Collection entries
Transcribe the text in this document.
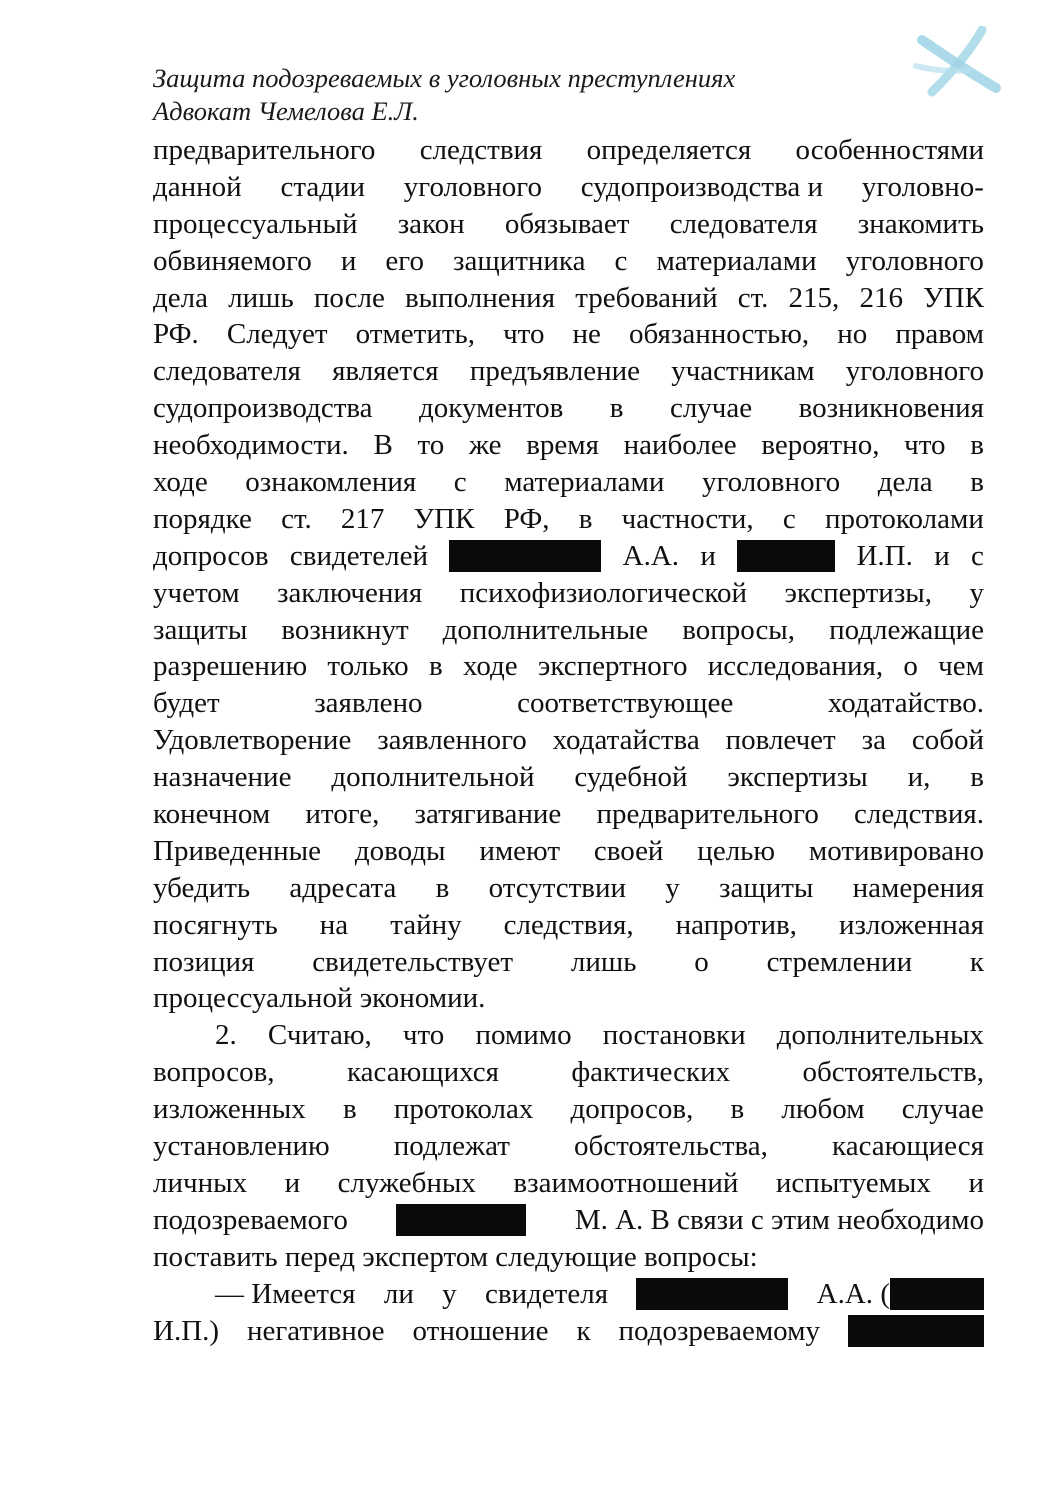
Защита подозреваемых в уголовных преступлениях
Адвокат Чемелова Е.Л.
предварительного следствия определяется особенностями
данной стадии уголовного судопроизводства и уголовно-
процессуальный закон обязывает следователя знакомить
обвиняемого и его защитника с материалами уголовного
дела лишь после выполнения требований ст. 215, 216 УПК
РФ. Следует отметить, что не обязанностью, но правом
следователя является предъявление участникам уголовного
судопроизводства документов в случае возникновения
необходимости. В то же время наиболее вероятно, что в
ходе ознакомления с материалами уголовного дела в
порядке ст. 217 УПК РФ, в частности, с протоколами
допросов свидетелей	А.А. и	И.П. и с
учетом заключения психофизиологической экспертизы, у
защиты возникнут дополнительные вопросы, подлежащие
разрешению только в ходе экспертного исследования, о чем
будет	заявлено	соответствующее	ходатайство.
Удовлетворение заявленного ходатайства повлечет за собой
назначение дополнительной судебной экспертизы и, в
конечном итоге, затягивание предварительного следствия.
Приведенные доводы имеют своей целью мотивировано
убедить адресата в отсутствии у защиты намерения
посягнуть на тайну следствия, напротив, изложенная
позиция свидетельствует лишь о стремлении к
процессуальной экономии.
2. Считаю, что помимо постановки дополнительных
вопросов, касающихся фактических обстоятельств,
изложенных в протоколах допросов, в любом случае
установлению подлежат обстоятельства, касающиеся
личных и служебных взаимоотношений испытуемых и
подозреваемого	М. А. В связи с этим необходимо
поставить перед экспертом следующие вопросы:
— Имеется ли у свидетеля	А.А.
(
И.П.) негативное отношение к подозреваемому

**Directions:** All lines above with "экспертизы" in them should be returned.

**Output:**
учетом заключения психофизиологической экспертизы, у
назначение дополнительной судебной экспертизы и, в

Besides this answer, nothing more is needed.